* Begin Information shown *

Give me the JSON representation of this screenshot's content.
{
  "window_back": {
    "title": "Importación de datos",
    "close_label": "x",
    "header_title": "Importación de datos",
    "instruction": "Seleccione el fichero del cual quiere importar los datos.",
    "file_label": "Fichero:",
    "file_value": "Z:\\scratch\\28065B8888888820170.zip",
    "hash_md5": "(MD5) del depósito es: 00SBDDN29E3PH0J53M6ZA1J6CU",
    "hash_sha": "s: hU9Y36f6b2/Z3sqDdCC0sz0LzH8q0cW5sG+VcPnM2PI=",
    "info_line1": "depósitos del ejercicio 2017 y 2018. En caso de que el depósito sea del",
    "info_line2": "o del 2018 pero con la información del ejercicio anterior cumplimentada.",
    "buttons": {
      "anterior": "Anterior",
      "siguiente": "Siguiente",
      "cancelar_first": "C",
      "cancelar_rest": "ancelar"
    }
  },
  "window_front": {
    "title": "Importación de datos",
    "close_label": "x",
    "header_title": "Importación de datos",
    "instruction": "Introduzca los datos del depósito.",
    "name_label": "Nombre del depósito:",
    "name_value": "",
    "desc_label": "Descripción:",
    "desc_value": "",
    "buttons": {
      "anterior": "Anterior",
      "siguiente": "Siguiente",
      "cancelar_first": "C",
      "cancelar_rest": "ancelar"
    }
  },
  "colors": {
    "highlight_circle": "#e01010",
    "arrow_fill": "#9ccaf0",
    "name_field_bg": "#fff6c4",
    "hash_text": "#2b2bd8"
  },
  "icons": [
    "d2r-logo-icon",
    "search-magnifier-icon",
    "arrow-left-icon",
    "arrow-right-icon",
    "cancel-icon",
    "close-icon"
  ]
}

* End Information shown *
* Begin Information shown *

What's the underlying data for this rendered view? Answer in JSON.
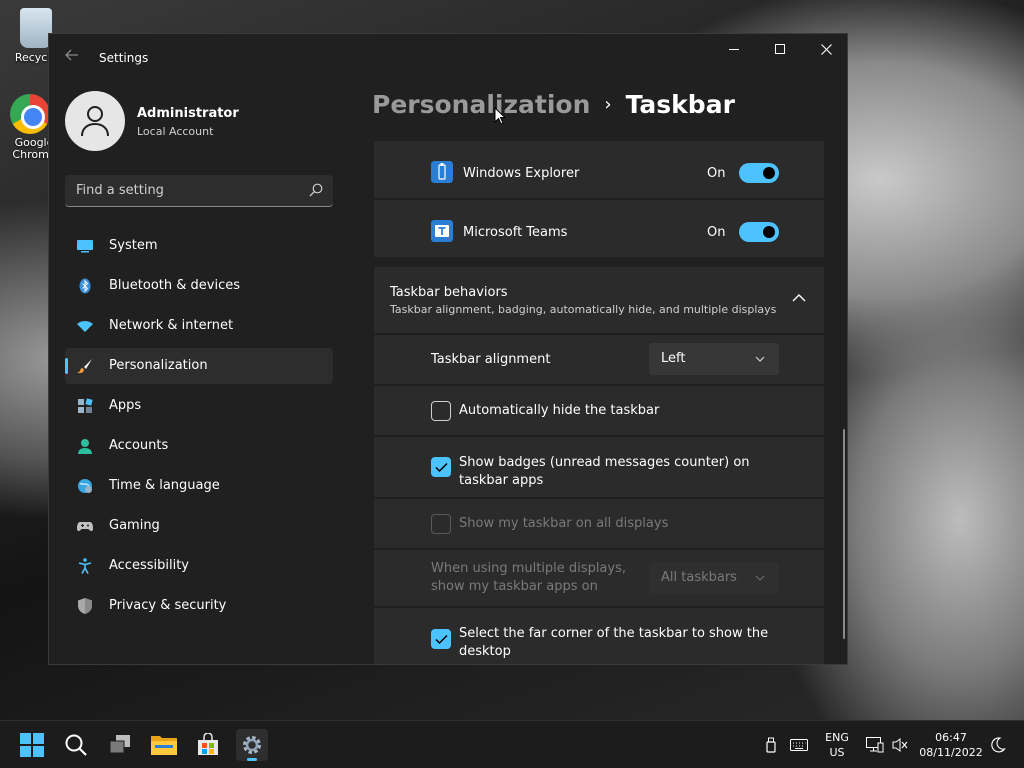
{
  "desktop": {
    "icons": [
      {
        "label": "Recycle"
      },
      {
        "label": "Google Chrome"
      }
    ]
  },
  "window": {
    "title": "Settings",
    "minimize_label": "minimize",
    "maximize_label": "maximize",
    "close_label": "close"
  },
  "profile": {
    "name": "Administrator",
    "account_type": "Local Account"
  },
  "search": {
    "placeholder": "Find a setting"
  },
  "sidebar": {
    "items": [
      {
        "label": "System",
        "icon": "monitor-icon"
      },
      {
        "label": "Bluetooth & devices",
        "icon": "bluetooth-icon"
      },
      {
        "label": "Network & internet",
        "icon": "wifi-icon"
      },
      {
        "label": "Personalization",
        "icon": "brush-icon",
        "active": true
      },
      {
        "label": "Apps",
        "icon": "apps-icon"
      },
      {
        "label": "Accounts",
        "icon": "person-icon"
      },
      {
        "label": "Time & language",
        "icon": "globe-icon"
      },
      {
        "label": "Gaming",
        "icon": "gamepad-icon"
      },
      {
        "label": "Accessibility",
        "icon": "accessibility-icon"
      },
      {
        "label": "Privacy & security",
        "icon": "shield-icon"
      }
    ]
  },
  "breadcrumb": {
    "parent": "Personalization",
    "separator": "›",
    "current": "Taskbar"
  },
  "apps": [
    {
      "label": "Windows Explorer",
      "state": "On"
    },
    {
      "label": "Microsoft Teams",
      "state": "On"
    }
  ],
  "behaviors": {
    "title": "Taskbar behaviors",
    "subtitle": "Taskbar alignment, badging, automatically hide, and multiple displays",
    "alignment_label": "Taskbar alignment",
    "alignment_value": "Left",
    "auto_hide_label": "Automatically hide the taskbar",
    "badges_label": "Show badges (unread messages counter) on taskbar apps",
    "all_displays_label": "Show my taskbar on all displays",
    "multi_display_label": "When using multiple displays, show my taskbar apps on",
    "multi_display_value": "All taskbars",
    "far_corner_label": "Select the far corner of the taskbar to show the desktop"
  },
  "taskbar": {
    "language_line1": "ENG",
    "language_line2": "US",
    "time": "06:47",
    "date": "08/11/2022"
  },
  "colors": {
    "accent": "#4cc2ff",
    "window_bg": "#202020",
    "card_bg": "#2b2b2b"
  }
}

* End Information shown *

= Short exercise =
Show the lines of the records that contain the word "behaviors".

= Answer to the problem =
  "behaviors": {
    "title": "Taskbar behaviors",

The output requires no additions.